Semana passada, o tempo ficou instável e muito frio novamente. Fiquei alguns dias sem o meu sorvete diário. No começo dessa semana, quando passei pela sorveteria, e a vi aberta, entrei. Quase amigo já do sorveteiro, ele me contou que ficara uns dias com a loja fechada. devido ao frio e chuva. Tinha reaberto naquele dia.
Jan, este é seu nome, como bom comerciante é sempre muito atencioso e simpático. Lembro-me de que, escrevendo sobre a vida de comerciante de meus pais em um post neste blog, em algum momento falei da forma como ambos eram capazes de dar atenção aos fregueses do supermercado Gimenez, de tal forma que muitos se tornaram amigos e amigas de minha mãe ou de meu pai.
A vida em uma pequena empresa não é só feita do mundo dos negócios. Na última crônica falei da vida substantiva. Pois é, ela faz parte também da vida das pequenas empresas. Não são apenas um instrumento de fazer dinheiro. Além do dinheiro, de garantir a sobrevivência da família, trazem um significado de auto realização, sem a qual a vida seria muito sem graça.

Dados fornecidos:
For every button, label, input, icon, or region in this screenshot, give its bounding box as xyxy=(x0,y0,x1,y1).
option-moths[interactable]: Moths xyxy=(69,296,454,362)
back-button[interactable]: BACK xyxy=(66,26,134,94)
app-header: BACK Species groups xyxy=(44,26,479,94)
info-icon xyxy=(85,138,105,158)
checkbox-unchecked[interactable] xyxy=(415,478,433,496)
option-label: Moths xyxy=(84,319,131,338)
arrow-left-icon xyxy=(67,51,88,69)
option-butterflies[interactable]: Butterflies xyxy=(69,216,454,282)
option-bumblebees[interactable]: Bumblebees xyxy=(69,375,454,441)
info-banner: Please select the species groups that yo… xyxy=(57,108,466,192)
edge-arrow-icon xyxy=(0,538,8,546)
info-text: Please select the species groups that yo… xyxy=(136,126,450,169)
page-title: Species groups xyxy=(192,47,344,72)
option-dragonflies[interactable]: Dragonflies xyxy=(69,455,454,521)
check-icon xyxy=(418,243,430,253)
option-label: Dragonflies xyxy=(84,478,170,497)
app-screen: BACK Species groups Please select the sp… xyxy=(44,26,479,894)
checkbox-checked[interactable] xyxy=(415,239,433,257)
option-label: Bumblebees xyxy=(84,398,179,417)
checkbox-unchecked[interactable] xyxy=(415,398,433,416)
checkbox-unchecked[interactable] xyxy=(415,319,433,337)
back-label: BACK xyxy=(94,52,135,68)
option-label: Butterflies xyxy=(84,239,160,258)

Objetivo do exercício:
Transcreva a crônica começando em "Semana passada, o" e terminando em "reaberto naquele dia.", trocando a designação "sorveteria" por "gelateria".

Exercício resolvido:
Semana passada, o tempo ficou instável e muito frio novamente. Fiquei alguns dias sem o meu sorvete diário. No começo dessa semana, quando passei pela gelateria, e a vi aberta, entrei. Quase amigo já do sorveteiro, ele me contou que ficara uns dias com a loja fechada. devido ao frio e chuva. Tinha reaberto naquele dia.